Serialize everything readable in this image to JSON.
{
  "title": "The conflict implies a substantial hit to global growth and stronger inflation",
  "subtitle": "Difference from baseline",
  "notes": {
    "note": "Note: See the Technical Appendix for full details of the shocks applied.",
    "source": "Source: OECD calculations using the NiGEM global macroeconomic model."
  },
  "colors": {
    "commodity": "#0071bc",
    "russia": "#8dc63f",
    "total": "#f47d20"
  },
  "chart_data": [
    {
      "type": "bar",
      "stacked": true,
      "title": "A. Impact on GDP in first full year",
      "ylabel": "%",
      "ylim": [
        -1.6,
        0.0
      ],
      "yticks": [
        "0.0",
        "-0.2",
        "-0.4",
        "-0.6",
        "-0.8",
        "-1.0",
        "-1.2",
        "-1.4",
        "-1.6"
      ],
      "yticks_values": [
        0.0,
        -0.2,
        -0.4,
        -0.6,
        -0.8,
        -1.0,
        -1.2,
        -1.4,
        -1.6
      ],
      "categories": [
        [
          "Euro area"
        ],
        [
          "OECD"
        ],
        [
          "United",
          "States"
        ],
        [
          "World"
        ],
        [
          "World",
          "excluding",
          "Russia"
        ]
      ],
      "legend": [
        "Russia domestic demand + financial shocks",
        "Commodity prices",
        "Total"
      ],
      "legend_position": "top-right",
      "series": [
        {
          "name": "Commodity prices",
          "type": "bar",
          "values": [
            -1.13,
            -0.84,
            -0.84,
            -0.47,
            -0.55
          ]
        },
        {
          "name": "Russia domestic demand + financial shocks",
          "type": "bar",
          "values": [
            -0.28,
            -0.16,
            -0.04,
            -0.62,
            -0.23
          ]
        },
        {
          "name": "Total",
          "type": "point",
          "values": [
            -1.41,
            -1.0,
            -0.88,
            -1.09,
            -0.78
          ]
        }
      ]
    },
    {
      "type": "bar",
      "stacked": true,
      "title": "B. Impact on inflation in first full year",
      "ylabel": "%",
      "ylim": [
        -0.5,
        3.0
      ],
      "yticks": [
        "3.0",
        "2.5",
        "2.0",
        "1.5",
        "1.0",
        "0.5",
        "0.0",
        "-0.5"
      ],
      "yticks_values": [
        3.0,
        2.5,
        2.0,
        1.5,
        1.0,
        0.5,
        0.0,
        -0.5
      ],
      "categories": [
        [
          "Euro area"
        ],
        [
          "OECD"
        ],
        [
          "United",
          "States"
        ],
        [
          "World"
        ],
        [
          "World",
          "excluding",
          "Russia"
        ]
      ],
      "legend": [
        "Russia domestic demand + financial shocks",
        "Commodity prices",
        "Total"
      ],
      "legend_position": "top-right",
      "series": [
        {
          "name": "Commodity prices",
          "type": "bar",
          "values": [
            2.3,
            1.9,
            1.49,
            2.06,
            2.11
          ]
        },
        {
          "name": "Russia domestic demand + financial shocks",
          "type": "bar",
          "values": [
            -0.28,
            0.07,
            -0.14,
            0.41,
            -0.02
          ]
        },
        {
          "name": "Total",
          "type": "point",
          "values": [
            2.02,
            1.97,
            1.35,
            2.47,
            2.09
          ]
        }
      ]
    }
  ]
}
□ □ □ □ □ □ □
### TASK STATEMENT
Reproduce the data in full, exactly as presented.

### EXERCISE RESULT
Serialize everything readable in this image to JSON.
{
  "title": "The conflict implies a substantial hit to global growth and stronger inflation",
  "subtitle": "Difference from baseline",
  "notes": {
    "note": "Note: See the Technical Appendix for full details of the shocks applied.",
    "source": "Source: OECD calculations using the NiGEM global macroeconomic model."
  },
  "colors": {
    "commodity": "#0071bc",
    "russia": "#8dc63f",
    "total": "#f47d20"
  },
  "chart_data": [
    {
      "type": "bar",
      "stacked": true,
      "title": "A. Impact on GDP in first full year",
      "ylabel": "%",
      "ylim": [
        -1.6,
        0.0
      ],
      "yticks": [
        "0.0",
        "-0.2",
        "-0.4",
        "-0.6",
        "-0.8",
        "-1.0",
        "-1.2",
        "-1.4",
        "-1.6"
      ],
      "yticks_values": [
        0.0,
        -0.2,
        -0.4,
        -0.6,
        -0.8,
        -1.0,
        -1.2,
        -1.4,
        -1.6
      ],
      "categories": [
        [
          "Euro area"
        ],
        [
          "OECD"
        ],
        [
          "United",
          "States"
        ],
        [
          "World"
        ],
        [
          "World",
          "excluding",
          "Russia"
        ]
      ],
      "legend": [
        "Russia domestic demand + financial shocks",
        "Commodity prices",
        "Total"
      ],
      "legend_position": "top-right",
      "series": [
        {
          "name": "Commodity prices",
          "type": "bar",
          "values": [
            -1.13,
            -0.84,
            -0.84,
            -0.47,
            -0.55
          ]
        },
        {
          "name": "Russia domestic demand + financial shocks",
          "type": "bar",
          "values": [
            -0.28,
            -0.16,
            -0.04,
            -0.62,
            -0.23
          ]
        },
        {
          "name": "Total",
          "type": "point",
          "values": [
            -1.41,
            -1.0,
            -0.88,
            -1.09,
            -0.78
          ]
        }
      ]
    },
    {
      "type": "bar",
      "stacked": true,
      "title": "B. Impact on inflation in first full year",
      "ylabel": "%",
      "ylim": [
        -0.5,
        3.0
      ],
      "yticks": [
        "3.0",
        "2.5",
        "2.0",
        "1.5",
        "1.0",
        "0.5",
        "0.0",
        "-0.5"
      ],
      "yticks_values": [
        3.0,
        2.5,
        2.0,
        1.5,
        1.0,
        0.5,
        0.0,
        -0.5
      ],
      "categories": [
        [
          "Euro area"
        ],
        [
          "OECD"
        ],
        [
          "United",
          "States"
        ],
        [
          "World"
        ],
        [
          "World",
          "excluding",
          "Russia"
        ]
      ],
      "legend": [
        "Russia domestic demand + financial shocks",
        "Commodity prices",
        "Total"
      ],
      "legend_position": "top-right",
      "series": [
        {
          "name": "Commodity prices",
          "type": "bar",
          "values": [
            2.3,
            1.9,
            1.49,
            2.06,
            2.11
          ]
        },
        {
          "name": "Russia domestic demand + financial shocks",
          "type": "bar",
          "values": [
            -0.28,
            0.07,
            -0.14,
            0.41,
            -0.02
          ]
        },
        {
          "name": "Total",
          "type": "point",
          "values": [
            2.02,
            1.97,
            1.35,
            2.47,
            2.09
          ]
        }
      ]
    }
  ]
}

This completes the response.